Problem to work on> Work out the number of lines with the word "JSON" in the material below, then reply with that number only.

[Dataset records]
▬▬▬▬▬▬

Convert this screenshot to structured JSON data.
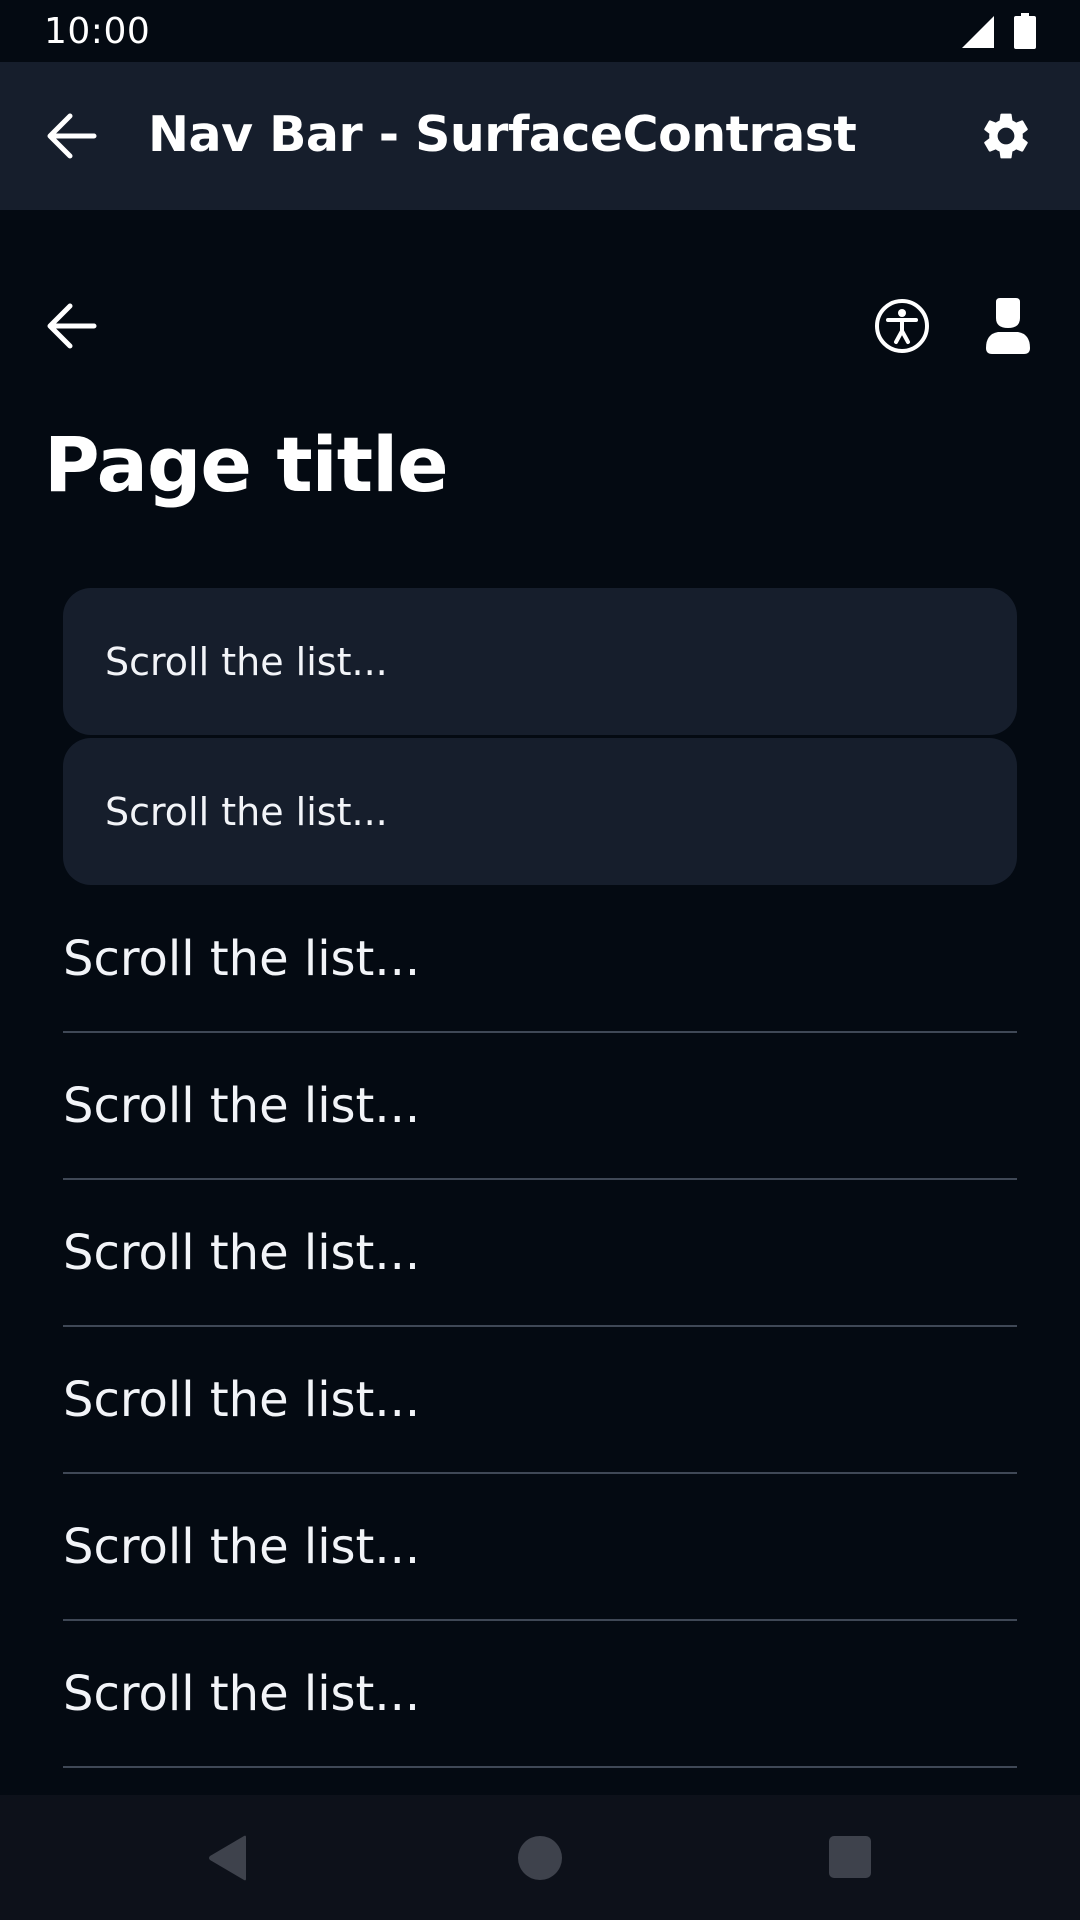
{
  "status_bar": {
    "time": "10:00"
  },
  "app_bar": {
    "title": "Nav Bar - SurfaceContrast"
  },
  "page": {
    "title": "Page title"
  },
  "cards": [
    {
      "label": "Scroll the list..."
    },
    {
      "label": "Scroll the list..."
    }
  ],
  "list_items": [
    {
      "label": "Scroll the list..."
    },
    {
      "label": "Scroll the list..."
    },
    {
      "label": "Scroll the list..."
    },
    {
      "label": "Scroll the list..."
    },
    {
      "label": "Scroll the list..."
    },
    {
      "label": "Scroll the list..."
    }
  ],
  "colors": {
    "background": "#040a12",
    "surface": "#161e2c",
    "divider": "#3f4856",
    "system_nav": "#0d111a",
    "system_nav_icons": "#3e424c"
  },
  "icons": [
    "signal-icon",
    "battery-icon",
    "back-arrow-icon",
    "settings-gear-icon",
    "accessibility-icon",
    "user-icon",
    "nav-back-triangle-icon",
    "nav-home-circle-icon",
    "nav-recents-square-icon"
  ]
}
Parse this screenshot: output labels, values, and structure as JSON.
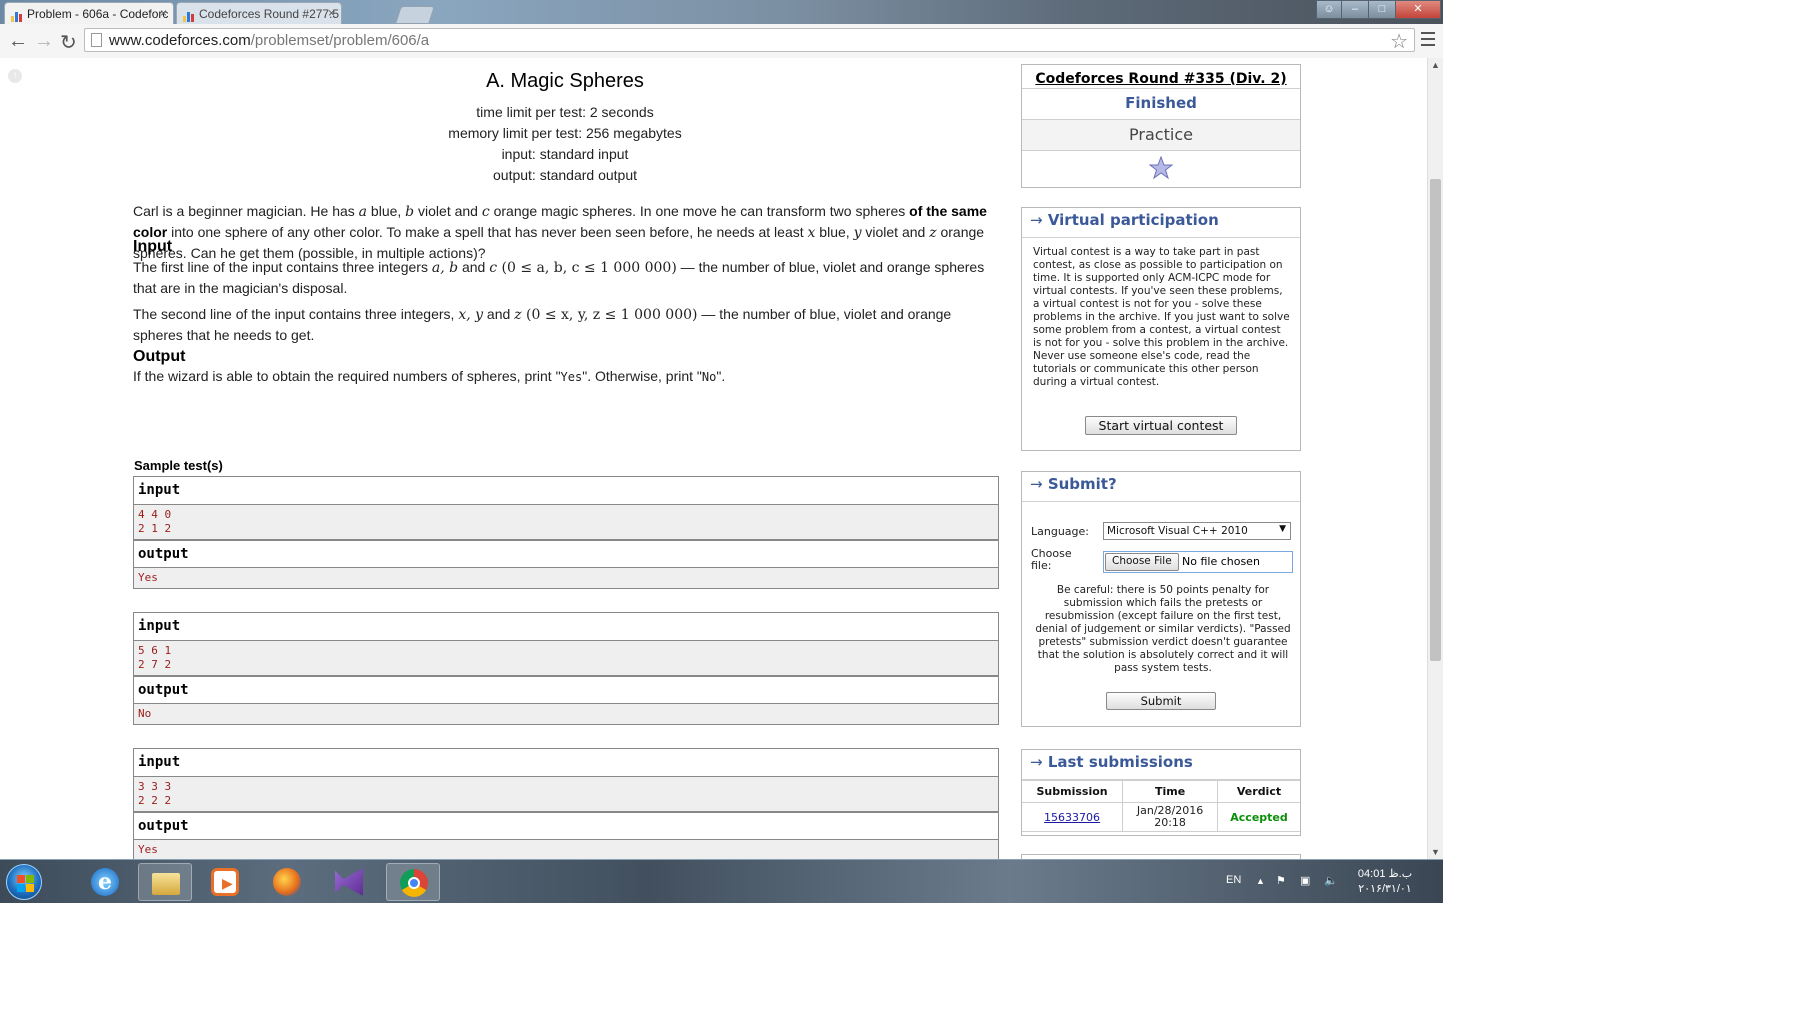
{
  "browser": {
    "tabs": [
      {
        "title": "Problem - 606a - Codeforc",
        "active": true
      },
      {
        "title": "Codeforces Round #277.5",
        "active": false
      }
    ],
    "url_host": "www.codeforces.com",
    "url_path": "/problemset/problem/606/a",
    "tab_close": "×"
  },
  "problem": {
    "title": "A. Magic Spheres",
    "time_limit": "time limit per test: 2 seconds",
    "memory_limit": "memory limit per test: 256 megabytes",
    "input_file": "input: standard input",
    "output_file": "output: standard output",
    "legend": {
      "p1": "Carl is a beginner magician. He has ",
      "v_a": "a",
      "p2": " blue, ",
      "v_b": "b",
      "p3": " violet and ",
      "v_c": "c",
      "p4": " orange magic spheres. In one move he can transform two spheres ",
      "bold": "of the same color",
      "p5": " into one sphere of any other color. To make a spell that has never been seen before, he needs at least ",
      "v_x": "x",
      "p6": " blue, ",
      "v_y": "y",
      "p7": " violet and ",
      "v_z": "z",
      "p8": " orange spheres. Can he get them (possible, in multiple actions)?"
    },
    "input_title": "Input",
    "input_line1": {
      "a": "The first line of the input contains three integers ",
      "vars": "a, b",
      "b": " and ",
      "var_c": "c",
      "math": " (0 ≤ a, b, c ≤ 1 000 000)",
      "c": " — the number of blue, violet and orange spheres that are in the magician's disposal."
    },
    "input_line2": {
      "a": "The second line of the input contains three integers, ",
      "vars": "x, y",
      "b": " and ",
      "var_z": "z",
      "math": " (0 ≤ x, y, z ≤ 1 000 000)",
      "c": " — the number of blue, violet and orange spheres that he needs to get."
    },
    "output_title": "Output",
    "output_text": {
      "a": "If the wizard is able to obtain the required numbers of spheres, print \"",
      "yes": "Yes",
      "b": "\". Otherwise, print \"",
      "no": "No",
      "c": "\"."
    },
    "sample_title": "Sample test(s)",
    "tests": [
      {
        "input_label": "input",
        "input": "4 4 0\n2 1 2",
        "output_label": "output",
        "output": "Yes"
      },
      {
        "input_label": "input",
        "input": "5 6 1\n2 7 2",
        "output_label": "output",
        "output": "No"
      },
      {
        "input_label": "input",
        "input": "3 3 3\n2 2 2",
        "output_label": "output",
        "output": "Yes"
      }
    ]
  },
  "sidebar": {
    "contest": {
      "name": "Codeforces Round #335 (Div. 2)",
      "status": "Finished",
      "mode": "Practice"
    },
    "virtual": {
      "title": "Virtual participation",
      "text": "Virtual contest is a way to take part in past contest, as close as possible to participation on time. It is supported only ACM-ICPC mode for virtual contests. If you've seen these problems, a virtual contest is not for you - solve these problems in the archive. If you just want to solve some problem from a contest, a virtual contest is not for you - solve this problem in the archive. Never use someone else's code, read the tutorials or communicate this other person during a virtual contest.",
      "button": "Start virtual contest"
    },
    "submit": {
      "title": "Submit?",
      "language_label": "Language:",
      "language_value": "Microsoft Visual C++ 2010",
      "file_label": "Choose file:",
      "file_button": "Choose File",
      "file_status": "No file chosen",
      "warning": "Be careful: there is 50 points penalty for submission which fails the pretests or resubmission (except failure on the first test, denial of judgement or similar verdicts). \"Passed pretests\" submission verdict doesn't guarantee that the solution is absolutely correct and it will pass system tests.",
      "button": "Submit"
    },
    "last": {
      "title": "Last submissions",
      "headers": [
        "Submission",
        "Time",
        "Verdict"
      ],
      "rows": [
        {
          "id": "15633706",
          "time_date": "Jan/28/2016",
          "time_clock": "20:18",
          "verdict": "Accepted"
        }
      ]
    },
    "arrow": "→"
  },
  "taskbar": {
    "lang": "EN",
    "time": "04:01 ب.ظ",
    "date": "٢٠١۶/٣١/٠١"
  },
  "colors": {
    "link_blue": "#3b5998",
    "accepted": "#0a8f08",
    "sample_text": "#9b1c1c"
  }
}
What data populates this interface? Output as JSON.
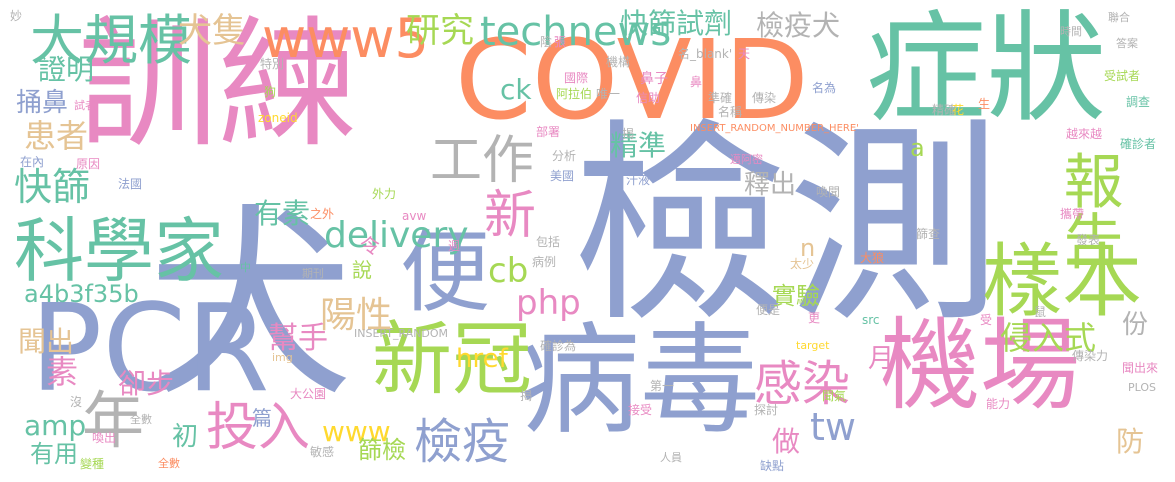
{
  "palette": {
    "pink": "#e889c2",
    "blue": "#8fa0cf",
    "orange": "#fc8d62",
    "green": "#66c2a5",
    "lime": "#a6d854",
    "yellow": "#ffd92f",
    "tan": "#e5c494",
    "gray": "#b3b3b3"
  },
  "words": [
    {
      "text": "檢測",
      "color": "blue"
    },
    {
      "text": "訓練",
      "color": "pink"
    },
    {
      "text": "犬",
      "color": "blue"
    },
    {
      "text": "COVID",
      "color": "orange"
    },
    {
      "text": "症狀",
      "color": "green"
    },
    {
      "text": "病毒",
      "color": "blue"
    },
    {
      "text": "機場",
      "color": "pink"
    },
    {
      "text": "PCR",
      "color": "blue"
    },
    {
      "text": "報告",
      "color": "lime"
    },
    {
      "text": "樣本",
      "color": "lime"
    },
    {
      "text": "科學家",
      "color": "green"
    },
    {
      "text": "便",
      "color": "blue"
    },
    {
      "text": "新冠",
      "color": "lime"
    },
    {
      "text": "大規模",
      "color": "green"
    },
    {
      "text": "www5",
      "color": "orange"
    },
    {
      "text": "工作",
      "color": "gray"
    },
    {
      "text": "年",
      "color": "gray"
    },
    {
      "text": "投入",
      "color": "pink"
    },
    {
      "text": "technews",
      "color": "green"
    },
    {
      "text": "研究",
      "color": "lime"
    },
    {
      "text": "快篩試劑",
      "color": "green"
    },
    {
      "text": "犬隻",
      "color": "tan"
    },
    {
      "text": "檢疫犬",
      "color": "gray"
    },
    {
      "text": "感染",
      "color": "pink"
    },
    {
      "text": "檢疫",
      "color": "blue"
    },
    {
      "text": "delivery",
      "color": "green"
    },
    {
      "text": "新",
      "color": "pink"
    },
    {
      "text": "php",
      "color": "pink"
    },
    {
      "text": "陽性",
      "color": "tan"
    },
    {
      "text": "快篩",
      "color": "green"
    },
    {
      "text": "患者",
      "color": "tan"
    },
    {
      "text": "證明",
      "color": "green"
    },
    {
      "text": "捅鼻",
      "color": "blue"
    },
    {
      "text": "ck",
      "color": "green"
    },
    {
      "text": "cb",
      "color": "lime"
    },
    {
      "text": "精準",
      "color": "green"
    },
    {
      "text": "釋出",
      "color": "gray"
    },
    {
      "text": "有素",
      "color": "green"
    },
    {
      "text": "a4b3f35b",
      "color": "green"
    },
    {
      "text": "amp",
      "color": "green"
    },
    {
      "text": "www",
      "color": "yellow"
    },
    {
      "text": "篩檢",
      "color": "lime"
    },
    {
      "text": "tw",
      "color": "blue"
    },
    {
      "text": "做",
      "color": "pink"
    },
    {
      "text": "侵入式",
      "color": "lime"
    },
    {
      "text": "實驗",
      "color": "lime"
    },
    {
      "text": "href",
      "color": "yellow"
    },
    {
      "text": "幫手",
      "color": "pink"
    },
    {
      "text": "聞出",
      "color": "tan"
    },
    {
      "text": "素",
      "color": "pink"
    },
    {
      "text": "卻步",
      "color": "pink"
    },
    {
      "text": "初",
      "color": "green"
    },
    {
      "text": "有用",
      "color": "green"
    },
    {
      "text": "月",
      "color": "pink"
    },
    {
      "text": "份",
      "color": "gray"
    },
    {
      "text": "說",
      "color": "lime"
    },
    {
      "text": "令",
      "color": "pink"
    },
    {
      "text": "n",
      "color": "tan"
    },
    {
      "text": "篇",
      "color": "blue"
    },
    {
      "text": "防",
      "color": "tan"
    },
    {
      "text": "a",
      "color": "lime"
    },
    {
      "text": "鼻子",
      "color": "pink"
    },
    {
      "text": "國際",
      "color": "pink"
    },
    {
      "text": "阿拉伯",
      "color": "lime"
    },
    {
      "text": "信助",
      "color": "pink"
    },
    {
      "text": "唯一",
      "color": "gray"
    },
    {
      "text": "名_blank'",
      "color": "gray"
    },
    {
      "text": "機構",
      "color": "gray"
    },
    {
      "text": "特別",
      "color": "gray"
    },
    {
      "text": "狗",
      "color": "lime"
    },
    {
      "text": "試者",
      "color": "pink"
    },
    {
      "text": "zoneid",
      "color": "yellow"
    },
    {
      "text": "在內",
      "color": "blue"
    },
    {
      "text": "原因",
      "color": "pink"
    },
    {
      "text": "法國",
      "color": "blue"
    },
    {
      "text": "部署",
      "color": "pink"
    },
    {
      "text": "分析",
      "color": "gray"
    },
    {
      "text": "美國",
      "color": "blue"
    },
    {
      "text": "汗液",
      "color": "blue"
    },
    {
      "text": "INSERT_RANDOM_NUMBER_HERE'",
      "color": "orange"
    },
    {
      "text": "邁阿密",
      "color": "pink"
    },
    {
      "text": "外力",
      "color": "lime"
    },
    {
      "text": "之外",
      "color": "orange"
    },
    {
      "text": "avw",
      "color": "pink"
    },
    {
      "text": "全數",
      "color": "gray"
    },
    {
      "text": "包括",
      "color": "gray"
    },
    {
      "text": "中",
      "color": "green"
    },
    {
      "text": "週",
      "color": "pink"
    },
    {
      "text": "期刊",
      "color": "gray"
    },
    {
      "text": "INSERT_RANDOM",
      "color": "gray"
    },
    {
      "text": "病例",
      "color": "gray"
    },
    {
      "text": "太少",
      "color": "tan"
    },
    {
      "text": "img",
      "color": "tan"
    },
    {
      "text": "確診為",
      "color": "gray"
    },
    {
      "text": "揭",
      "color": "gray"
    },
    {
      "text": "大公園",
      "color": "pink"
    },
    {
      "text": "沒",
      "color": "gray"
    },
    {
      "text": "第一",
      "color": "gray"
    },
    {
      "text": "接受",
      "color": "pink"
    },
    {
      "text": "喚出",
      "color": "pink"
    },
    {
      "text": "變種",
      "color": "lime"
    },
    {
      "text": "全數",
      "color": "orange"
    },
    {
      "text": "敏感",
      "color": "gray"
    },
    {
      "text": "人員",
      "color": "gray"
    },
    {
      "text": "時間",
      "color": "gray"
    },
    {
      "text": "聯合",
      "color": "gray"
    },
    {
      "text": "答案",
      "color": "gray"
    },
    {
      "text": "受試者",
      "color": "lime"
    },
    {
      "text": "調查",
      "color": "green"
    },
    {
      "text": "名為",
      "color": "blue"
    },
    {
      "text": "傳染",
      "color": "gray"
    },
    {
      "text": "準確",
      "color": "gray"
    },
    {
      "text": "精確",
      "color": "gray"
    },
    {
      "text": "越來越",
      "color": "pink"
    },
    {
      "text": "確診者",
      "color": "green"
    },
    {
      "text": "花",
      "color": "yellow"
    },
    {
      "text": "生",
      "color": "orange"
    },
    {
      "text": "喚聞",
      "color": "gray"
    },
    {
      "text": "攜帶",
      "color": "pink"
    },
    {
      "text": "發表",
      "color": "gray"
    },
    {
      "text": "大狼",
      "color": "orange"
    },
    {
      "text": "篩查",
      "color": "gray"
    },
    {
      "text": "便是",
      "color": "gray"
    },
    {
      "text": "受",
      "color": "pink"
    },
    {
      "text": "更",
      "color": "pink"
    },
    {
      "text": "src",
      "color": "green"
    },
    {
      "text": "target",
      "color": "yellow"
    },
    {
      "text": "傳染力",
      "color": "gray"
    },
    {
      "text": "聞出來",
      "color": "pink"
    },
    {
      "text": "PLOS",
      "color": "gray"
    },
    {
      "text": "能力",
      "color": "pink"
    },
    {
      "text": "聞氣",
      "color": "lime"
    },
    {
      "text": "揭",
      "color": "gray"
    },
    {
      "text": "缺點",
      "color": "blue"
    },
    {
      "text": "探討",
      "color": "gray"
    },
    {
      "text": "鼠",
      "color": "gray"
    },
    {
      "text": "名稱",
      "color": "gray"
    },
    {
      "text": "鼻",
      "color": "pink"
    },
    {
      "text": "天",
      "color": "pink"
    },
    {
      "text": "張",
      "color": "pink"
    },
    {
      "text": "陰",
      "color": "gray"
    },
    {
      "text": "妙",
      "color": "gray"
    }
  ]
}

▬▬▬▬▬▬

Answer> 3